[Begin]
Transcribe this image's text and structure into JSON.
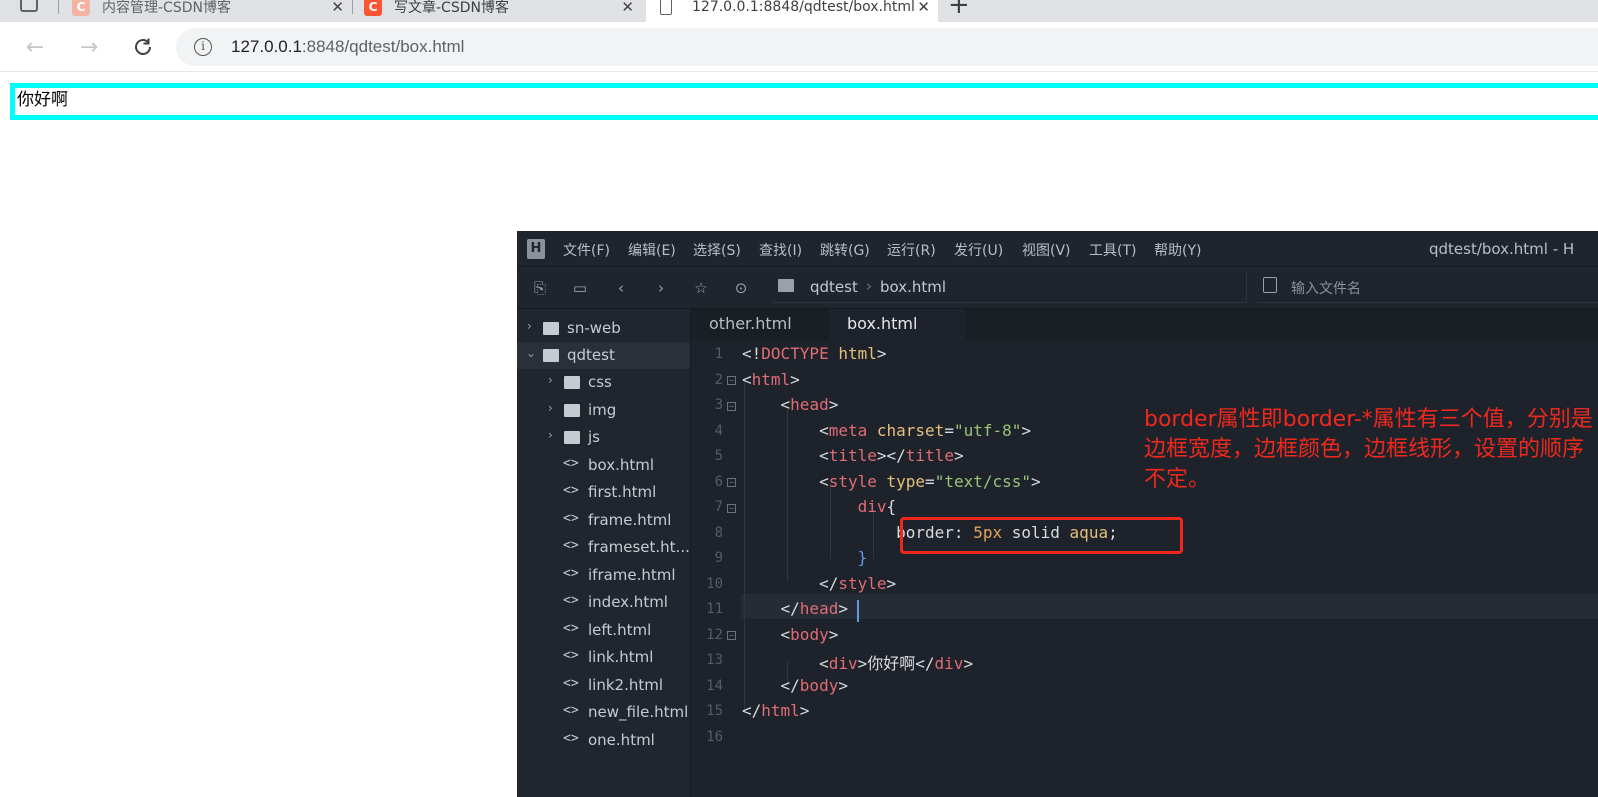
{
  "browser": {
    "tabs": [
      {
        "title": "内容管理-CSDN博客"
      },
      {
        "title": "写文章-CSDN博客"
      },
      {
        "title": "127.0.0.1:8848/qdtest/box.html"
      }
    ],
    "new_tab_label": "+",
    "address": {
      "host": "127.0.0.1",
      "rest": ":8848/qdtest/box.html"
    }
  },
  "page": {
    "div_text": "你好啊"
  },
  "ide": {
    "menu": [
      "文件(F)",
      "编辑(E)",
      "选择(S)",
      "查找(I)",
      "跳转(G)",
      "运行(R)",
      "发行(U)",
      "视图(V)",
      "工具(T)",
      "帮助(Y)"
    ],
    "window_title": "qdtest/box.html - H",
    "breadcrumb": [
      "qdtest",
      "box.html"
    ],
    "file_search_placeholder": "输入文件名",
    "tree": [
      {
        "label": "sn-web",
        "kind": "project",
        "state": "collapsed"
      },
      {
        "label": "qdtest",
        "kind": "project",
        "state": "expanded"
      },
      {
        "label": "css",
        "kind": "folder"
      },
      {
        "label": "img",
        "kind": "folder"
      },
      {
        "label": "js",
        "kind": "folder"
      },
      {
        "label": "box.html",
        "kind": "file"
      },
      {
        "label": "first.html",
        "kind": "file"
      },
      {
        "label": "frame.html",
        "kind": "file"
      },
      {
        "label": "frameset.ht...",
        "kind": "file"
      },
      {
        "label": "iframe.html",
        "kind": "file"
      },
      {
        "label": "index.html",
        "kind": "file"
      },
      {
        "label": "left.html",
        "kind": "file"
      },
      {
        "label": "link.html",
        "kind": "file"
      },
      {
        "label": "link2.html",
        "kind": "file"
      },
      {
        "label": "new_file.html",
        "kind": "file"
      },
      {
        "label": "one.html",
        "kind": "file"
      }
    ],
    "editor_tabs": [
      {
        "label": "other.html",
        "active": false
      },
      {
        "label": "box.html",
        "active": true
      }
    ],
    "code": {
      "line_numbers": [
        "1",
        "2",
        "3",
        "4",
        "5",
        "6",
        "7",
        "8",
        "9",
        "10",
        "11",
        "12",
        "13",
        "14",
        "15",
        "16"
      ],
      "text": {
        "l1_doctype": "DOCTYPE",
        "l1_html": "html",
        "l2_html": "html",
        "l3_head": "head",
        "l4_meta": "meta",
        "l4_attr": "charset",
        "l4_val": "\"utf-8\"",
        "l5_title": "title",
        "l6_style": "style",
        "l6_attr": "type",
        "l6_val": "\"text/css\"",
        "l7_sel": "div",
        "l8_prop": "border",
        "l8_num": "5px",
        "l8_kw": "solid",
        "l8_color": "aqua",
        "l10_style": "style",
        "l11_head": "head",
        "l12_body": "body",
        "l13_div": "div",
        "l13_text": "你好啊",
        "l14_body": "body",
        "l15_html": "html"
      }
    },
    "annotation": "border属性即border-*属性有三个值，分别是边框宽度，边框颜色，边框线形，设置的顺序不定。"
  },
  "colors": {
    "demo_border": "#00ffff",
    "annotation_red": "#f0281c"
  }
}
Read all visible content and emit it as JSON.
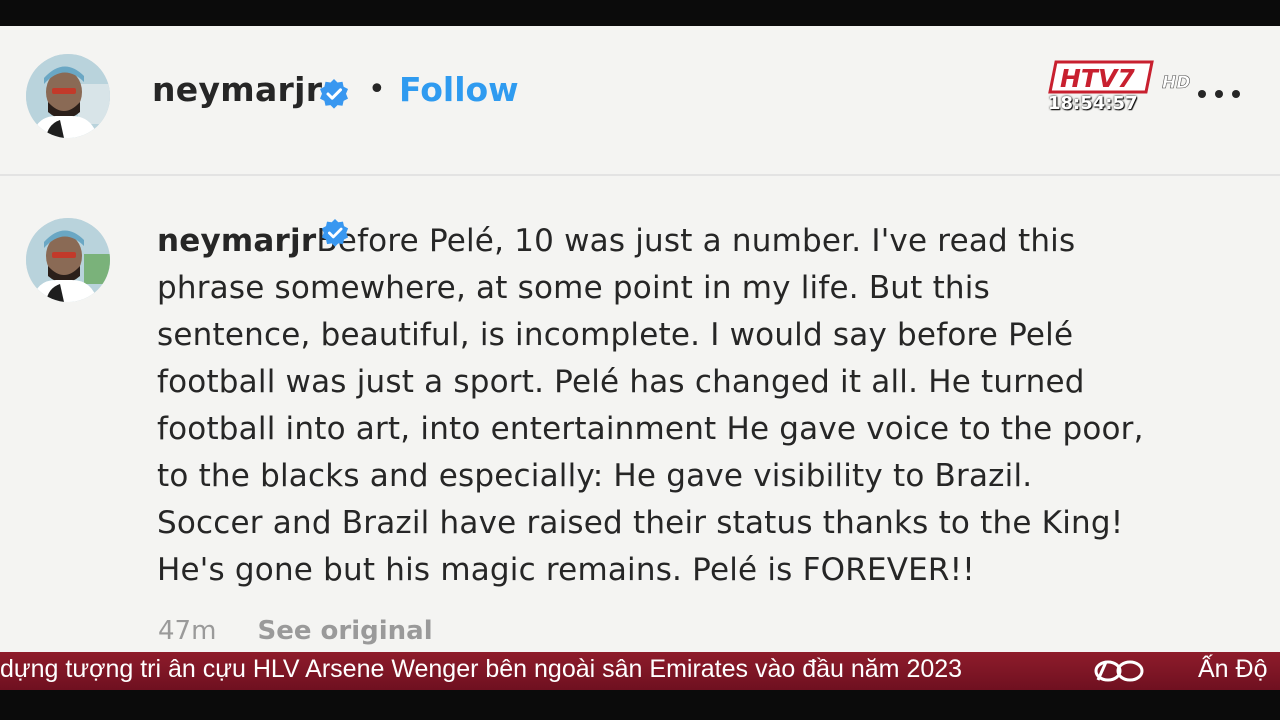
{
  "post_header": {
    "username": "neymarjr",
    "separator": "•",
    "follow_label": "Follow"
  },
  "comment": {
    "username": "neymarjr",
    "lines": [
      "Before Pelé, 10 was just a number. I've read this",
      "phrase somewhere, at some point in my life. But this",
      "sentence, beautiful, is incomplete. I would say before Pelé",
      "football was just a sport. Pelé has changed it all. He turned",
      "football into art, into entertainment He gave voice to the poor,",
      "to the blacks and especially: He gave visibility to Brazil.",
      "Soccer and Brazil have raised their status thanks to the King!",
      "He's gone but his magic remains. Pelé is FOREVER!!"
    ],
    "time": "47m",
    "see_original_label": "See original"
  },
  "broadcast": {
    "channel_logo_text": "HTV7",
    "channel_logo_hd": "HD",
    "clock": "18:54:57",
    "ticker_text": "dựng tượng tri ân cựu HLV Arsene Wenger bên ngoài sân Emirates vào đầu năm 2023",
    "ticker_next": "Ấn Độ"
  },
  "colors": {
    "follow_blue": "#2f9bf0",
    "verified_blue": "#3897f0",
    "ticker_red": "#8e1c2b",
    "panel_bg": "#f4f4f2"
  },
  "icons": {
    "verified": "verified-badge-icon",
    "more": "more-options-icon",
    "avatar": "profile-avatar"
  }
}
[End]
## Objective
Without the pictures, reproduce every line of the records above exactly.

## The answer
Transcribe this image's text and structure into JSON.
{
  "browser": {
    "tabs": [
      {
        "title": "内容管理-CSDN博客"
      },
      {
        "title": "写文章-CSDN博客"
      },
      {
        "title": "127.0.0.1:8848/qdtest/box.html"
      }
    ],
    "new_tab_label": "+",
    "address": {
      "host": "127.0.0.1",
      "rest": ":8848/qdtest/box.html"
    }
  },
  "page": {
    "div_text": "你好啊"
  },
  "ide": {
    "menu": [
      "文件(F)",
      "编辑(E)",
      "选择(S)",
      "查找(I)",
      "跳转(G)",
      "运行(R)",
      "发行(U)",
      "视图(V)",
      "工具(T)",
      "帮助(Y)"
    ],
    "window_title": "qdtest/box.html - H",
    "breadcrumb": [
      "qdtest",
      "box.html"
    ],
    "file_search_placeholder": "输入文件名",
    "tree": [
      {
        "label": "sn-web",
        "kind": "project",
        "state": "collapsed"
      },
      {
        "label": "qdtest",
        "kind": "project",
        "state": "expanded"
      },
      {
        "label": "css",
        "kind": "folder"
      },
      {
        "label": "img",
        "kind": "folder"
      },
      {
        "label": "js",
        "kind": "folder"
      },
      {
        "label": "box.html",
        "kind": "file"
      },
      {
        "label": "first.html",
        "kind": "file"
      },
      {
        "label": "frame.html",
        "kind": "file"
      },
      {
        "label": "frameset.ht...",
        "kind": "file"
      },
      {
        "label": "iframe.html",
        "kind": "file"
      },
      {
        "label": "index.html",
        "kind": "file"
      },
      {
        "label": "left.html",
        "kind": "file"
      },
      {
        "label": "link.html",
        "kind": "file"
      },
      {
        "label": "link2.html",
        "kind": "file"
      },
      {
        "label": "new_file.html",
        "kind": "file"
      },
      {
        "label": "one.html",
        "kind": "file"
      }
    ],
    "editor_tabs": [
      {
        "label": "other.html",
        "active": false
      },
      {
        "label": "box.html",
        "active": true
      }
    ],
    "code": {
      "line_numbers": [
        "1",
        "2",
        "3",
        "4",
        "5",
        "6",
        "7",
        "8",
        "9",
        "10",
        "11",
        "12",
        "13",
        "14",
        "15",
        "16"
      ],
      "text": {
        "l1_doctype": "DOCTYPE",
        "l1_html": "html",
        "l2_html": "html",
        "l3_head": "head",
        "l4_meta": "meta",
        "l4_attr": "charset",
        "l4_val": "\"utf-8\"",
        "l5_title": "title",
        "l6_style": "style",
        "l6_attr": "type",
        "l6_val": "\"text/css\"",
        "l7_sel": "div",
        "l8_prop": "border",
        "l8_num": "5px",
        "l8_kw": "solid",
        "l8_color": "aqua",
        "l10_style": "style",
        "l11_head": "head",
        "l12_body": "body",
        "l13_div": "div",
        "l13_text": "你好啊",
        "l14_body": "body",
        "l15_html": "html"
      }
    },
    "annotation": "border属性即border-*属性有三个值，分别是边框宽度，边框颜色，边框线形，设置的顺序不定。"
  },
  "colors": {
    "demo_border": "#00ffff",
    "annotation_red": "#f0281c"
  }
}
Read all visible content and emit it as JSON.
{
  "post_header": {
    "username": "neymarjr",
    "separator": "•",
    "follow_label": "Follow"
  },
  "comment": {
    "username": "neymarjr",
    "lines": [
      "Before Pelé, 10 was just a number. I've read this",
      "phrase somewhere, at some point in my life. But this",
      "sentence, beautiful, is incomplete. I would say before Pelé",
      "football was just a sport. Pelé has changed it all. He turned",
      "football into art, into entertainment He gave voice to the poor,",
      "to the blacks and especially: He gave visibility to Brazil.",
      "Soccer and Brazil have raised their status thanks to the King!",
      "He's gone but his magic remains. Pelé is FOREVER!!"
    ],
    "time": "47m",
    "see_original_label": "See original"
  },
  "broadcast": {
    "channel_logo_text": "HTV7",
    "channel_logo_hd": "HD",
    "clock": "18:54:57",
    "ticker_text": "dựng tượng tri ân cựu HLV Arsene Wenger bên ngoài sân Emirates vào đầu năm 2023",
    "ticker_next": "Ấn Độ"
  },
  "colors": {
    "follow_blue": "#2f9bf0",
    "verified_blue": "#3897f0",
    "ticker_red": "#8e1c2b",
    "panel_bg": "#f4f4f2"
  },
  "icons": {
    "verified": "verified-badge-icon",
    "more": "more-options-icon",
    "avatar": "profile-avatar"
  }
}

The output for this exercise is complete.